**Task**
Copy the rows word for word, from the first one down through the line that contains "Text: 102: 102 [542,727,581,747]", including both.

**Dataset extract**
— START —

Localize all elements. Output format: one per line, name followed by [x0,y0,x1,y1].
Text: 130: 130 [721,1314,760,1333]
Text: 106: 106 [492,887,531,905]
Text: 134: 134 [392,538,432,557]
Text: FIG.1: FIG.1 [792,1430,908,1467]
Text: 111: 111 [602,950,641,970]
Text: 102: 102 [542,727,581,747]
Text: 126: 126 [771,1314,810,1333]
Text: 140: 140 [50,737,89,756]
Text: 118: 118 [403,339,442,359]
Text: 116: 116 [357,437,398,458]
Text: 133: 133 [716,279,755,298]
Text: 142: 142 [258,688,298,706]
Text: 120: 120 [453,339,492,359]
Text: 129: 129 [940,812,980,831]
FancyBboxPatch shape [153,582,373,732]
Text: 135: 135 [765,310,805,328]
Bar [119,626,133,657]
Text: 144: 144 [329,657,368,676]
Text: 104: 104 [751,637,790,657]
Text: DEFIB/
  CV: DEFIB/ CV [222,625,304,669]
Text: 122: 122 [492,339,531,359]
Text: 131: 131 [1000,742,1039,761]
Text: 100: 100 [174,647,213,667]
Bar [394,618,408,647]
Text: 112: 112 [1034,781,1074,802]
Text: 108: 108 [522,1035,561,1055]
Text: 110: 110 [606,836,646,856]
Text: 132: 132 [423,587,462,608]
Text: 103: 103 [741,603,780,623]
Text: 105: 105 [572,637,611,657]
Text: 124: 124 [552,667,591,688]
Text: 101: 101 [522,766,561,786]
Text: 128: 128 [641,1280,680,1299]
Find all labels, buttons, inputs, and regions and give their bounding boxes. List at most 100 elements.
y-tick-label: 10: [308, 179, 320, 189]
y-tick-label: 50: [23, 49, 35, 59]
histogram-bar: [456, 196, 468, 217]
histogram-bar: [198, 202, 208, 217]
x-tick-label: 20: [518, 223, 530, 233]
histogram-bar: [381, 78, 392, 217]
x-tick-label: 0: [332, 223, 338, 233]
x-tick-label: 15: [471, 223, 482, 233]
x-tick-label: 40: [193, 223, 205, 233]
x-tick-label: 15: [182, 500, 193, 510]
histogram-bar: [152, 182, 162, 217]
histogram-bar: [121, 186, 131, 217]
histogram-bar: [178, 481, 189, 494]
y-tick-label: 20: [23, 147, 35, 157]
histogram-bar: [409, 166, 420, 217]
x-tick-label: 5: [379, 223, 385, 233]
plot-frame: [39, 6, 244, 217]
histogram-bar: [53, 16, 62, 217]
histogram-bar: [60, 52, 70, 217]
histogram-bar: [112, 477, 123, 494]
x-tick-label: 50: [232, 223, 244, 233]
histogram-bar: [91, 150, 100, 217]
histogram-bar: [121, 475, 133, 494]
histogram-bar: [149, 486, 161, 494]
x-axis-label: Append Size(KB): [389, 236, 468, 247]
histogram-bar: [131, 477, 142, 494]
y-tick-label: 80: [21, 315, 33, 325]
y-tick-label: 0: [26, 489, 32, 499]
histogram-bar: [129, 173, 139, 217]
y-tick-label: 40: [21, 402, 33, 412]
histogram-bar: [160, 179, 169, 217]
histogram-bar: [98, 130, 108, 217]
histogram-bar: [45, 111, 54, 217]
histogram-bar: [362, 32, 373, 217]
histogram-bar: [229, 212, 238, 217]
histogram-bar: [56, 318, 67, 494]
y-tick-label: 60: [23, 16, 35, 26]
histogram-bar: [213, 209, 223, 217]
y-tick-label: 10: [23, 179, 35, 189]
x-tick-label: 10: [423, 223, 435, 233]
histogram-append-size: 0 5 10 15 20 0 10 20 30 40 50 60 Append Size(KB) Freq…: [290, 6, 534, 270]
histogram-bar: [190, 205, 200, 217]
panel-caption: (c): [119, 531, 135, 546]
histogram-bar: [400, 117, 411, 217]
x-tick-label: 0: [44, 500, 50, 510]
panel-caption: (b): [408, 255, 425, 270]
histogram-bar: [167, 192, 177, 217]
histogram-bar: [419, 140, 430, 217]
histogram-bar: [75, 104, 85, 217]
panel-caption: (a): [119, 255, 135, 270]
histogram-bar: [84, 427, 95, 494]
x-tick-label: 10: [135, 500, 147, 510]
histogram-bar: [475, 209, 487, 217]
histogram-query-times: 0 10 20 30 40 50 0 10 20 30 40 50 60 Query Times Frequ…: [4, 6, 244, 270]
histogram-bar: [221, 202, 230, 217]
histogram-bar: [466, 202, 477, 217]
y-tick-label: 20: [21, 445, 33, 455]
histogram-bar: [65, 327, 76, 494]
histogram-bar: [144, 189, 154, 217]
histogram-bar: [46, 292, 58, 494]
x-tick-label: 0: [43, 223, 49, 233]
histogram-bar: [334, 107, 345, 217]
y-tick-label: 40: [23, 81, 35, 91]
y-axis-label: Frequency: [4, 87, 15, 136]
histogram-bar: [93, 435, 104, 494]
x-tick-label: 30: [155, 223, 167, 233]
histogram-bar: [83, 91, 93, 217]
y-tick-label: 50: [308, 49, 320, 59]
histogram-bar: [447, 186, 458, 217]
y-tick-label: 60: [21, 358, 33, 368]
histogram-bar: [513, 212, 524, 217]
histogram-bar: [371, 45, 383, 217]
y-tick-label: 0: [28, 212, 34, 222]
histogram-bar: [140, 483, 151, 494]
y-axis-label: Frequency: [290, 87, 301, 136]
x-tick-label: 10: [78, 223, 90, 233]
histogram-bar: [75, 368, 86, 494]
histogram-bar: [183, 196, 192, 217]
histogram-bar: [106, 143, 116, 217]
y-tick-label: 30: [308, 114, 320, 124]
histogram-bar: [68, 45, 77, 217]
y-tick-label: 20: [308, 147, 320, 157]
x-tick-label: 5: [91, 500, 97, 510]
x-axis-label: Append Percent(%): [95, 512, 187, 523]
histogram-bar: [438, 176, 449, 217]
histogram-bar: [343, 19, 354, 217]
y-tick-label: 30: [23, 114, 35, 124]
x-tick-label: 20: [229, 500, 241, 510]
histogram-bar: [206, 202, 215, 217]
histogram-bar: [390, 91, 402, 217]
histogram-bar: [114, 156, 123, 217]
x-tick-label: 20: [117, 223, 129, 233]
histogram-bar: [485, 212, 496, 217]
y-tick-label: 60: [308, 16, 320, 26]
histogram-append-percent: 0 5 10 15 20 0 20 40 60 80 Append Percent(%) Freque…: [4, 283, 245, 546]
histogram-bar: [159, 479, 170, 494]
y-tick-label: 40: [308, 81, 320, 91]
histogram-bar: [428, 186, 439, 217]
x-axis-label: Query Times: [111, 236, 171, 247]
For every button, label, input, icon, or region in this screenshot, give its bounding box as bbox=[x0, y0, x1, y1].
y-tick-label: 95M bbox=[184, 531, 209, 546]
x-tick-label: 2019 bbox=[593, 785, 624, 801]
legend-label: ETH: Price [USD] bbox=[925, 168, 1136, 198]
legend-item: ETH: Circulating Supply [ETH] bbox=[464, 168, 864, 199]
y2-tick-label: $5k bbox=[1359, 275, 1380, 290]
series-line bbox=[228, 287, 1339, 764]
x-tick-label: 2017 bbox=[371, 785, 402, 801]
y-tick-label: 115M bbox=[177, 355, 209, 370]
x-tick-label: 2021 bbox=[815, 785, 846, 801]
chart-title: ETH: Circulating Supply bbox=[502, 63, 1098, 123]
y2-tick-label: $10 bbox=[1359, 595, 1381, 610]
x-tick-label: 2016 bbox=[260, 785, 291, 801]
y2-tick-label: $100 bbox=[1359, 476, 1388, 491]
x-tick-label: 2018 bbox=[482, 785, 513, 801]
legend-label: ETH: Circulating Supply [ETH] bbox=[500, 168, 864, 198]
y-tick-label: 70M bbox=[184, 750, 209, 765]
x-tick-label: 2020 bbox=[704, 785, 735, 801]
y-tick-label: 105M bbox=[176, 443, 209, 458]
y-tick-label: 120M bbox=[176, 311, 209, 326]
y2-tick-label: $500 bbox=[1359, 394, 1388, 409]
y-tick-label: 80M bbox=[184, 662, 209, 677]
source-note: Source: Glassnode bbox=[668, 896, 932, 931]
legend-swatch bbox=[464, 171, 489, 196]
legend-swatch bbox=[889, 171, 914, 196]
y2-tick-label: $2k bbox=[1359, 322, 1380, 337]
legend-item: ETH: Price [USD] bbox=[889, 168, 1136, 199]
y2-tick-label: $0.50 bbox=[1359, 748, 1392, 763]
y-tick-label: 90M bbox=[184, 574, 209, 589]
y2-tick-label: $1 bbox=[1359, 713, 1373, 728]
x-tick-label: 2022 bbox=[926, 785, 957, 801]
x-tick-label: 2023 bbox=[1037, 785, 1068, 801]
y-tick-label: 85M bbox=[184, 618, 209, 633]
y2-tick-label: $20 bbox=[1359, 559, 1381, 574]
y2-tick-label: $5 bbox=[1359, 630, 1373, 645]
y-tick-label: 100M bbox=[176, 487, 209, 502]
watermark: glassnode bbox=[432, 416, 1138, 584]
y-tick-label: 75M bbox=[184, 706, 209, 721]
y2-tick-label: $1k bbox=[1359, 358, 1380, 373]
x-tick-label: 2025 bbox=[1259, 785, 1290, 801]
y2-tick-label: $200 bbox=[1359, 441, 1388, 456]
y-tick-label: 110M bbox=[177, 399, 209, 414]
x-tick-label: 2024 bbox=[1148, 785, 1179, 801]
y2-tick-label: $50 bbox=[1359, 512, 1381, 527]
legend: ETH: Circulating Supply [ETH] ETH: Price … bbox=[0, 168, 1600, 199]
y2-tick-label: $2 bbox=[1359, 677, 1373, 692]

— END —

**Result of this task**
Localize all elements. Output format: one per line, name followed by [x0,y0,x1,y1].
Text: 130: 130 [721,1314,760,1333]
Text: 106: 106 [492,887,531,905]
Text: 134: 134 [392,538,432,557]
Text: FIG.1: FIG.1 [792,1430,908,1467]
Text: 111: 111 [602,950,641,970]
Text: 102: 102 [542,727,581,747]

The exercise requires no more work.